- _TASK BRIEF_
Records follow. Select each line holding "equipment".

-- DATA FOR THIS TASK start --

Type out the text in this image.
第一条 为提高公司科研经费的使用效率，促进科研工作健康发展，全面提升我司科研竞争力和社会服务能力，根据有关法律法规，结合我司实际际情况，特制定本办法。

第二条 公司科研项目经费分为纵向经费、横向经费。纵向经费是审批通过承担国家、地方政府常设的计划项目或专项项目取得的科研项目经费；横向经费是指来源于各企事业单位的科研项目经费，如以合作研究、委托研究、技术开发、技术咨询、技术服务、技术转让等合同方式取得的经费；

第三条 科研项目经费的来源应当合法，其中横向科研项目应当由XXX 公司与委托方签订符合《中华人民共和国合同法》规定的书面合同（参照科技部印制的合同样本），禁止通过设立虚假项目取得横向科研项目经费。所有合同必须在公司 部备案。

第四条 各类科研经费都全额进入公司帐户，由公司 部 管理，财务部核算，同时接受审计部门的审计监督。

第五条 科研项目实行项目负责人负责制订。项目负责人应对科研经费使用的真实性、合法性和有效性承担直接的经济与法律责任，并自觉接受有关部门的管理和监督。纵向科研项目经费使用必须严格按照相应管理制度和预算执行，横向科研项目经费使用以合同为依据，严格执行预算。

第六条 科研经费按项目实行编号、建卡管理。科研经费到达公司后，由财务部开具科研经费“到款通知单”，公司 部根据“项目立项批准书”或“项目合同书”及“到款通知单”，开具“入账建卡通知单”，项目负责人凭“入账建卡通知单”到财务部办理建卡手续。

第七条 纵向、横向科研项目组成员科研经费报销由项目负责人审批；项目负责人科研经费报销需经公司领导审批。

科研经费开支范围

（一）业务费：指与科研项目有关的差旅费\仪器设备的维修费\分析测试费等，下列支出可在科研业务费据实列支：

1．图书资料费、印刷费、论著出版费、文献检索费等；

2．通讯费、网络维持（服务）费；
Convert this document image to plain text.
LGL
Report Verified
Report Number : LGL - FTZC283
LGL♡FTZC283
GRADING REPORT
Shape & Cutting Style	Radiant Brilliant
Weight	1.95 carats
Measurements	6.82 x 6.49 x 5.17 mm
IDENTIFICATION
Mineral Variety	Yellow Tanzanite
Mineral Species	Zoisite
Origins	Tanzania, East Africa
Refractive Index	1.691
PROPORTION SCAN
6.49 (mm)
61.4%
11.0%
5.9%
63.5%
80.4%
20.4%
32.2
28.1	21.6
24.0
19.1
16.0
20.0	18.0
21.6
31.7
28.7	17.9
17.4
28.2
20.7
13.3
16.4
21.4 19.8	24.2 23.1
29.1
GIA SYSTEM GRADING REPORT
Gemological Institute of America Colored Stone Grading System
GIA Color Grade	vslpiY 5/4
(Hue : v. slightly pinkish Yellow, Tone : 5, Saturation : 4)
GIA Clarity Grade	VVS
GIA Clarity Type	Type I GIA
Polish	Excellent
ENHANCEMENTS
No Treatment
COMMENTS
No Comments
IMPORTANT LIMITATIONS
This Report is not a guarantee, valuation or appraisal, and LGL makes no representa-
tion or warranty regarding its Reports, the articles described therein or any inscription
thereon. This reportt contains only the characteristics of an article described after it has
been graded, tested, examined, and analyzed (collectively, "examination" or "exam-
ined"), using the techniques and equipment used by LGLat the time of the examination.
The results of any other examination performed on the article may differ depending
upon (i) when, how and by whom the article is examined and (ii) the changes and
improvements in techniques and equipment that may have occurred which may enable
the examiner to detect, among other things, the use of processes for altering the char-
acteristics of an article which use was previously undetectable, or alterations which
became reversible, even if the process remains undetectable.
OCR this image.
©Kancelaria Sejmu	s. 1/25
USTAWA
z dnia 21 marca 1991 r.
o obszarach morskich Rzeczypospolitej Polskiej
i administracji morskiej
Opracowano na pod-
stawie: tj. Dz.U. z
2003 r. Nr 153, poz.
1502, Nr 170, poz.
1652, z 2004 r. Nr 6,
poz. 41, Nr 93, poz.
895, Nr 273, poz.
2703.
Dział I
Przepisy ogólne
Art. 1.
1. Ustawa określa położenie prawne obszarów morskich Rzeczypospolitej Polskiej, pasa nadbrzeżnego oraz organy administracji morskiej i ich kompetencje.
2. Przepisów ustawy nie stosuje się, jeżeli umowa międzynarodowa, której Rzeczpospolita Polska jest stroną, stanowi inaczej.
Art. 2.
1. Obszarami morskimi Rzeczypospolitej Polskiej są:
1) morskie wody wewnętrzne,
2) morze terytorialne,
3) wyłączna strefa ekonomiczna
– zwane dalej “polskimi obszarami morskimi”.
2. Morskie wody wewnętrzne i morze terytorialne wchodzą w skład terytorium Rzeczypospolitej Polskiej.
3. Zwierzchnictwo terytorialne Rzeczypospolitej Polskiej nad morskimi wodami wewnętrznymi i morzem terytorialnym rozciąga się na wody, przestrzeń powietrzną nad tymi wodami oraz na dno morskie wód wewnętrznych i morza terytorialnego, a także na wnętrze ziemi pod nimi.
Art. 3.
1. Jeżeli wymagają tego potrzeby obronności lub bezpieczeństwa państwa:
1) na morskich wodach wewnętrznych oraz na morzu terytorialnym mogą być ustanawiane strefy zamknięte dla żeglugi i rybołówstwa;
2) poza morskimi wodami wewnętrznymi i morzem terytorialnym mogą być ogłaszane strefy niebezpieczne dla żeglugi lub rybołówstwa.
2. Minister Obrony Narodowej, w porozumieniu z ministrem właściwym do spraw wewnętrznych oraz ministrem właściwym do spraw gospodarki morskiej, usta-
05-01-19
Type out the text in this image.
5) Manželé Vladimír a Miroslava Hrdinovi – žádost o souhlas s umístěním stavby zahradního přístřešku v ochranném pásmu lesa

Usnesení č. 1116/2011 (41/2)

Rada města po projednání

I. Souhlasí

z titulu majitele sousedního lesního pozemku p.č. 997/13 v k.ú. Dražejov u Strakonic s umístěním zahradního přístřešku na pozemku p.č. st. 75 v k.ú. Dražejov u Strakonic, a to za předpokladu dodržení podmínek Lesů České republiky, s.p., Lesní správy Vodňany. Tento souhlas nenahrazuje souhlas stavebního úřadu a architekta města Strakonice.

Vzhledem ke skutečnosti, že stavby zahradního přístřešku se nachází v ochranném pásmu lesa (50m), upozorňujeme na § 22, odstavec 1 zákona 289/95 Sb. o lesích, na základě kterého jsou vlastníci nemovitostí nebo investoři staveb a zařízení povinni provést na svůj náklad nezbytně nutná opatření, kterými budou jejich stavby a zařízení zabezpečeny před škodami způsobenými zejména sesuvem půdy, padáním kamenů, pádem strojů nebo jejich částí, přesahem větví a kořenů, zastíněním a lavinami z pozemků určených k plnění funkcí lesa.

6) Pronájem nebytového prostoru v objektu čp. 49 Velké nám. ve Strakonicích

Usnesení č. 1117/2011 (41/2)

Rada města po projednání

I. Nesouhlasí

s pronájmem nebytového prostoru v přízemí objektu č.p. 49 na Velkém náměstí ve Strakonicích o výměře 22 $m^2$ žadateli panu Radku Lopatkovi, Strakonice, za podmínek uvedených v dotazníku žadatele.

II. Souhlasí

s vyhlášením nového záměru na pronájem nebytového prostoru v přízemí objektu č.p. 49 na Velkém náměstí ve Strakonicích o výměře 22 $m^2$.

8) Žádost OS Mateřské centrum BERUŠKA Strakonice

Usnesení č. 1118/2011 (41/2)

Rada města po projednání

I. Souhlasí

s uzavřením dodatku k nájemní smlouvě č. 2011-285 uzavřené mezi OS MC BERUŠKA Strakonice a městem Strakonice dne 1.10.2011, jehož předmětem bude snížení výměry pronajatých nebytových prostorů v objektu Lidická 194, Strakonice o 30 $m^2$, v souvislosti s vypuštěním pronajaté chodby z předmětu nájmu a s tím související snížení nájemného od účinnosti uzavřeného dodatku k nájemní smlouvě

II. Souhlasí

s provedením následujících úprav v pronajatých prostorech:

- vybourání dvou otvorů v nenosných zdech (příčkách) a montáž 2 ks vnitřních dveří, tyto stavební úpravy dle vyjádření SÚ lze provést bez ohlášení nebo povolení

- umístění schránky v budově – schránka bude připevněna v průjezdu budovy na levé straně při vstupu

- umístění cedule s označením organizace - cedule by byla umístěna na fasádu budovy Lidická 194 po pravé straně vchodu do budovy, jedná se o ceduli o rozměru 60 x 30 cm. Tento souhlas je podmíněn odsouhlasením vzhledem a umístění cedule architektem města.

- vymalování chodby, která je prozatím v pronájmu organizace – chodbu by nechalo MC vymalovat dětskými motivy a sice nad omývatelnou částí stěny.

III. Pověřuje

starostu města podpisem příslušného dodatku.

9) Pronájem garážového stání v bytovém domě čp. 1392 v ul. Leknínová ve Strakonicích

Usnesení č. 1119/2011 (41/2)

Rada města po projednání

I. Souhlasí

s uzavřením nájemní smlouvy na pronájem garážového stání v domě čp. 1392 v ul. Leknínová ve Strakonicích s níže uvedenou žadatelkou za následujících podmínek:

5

-- DATA FOR THIS TASK end --

- _RESPONSE TO THIS TASK_
ined"), using the techniques and equipment used by LGLat the time of the examination.
improvements in techniques and equipment that may have occurred which may enable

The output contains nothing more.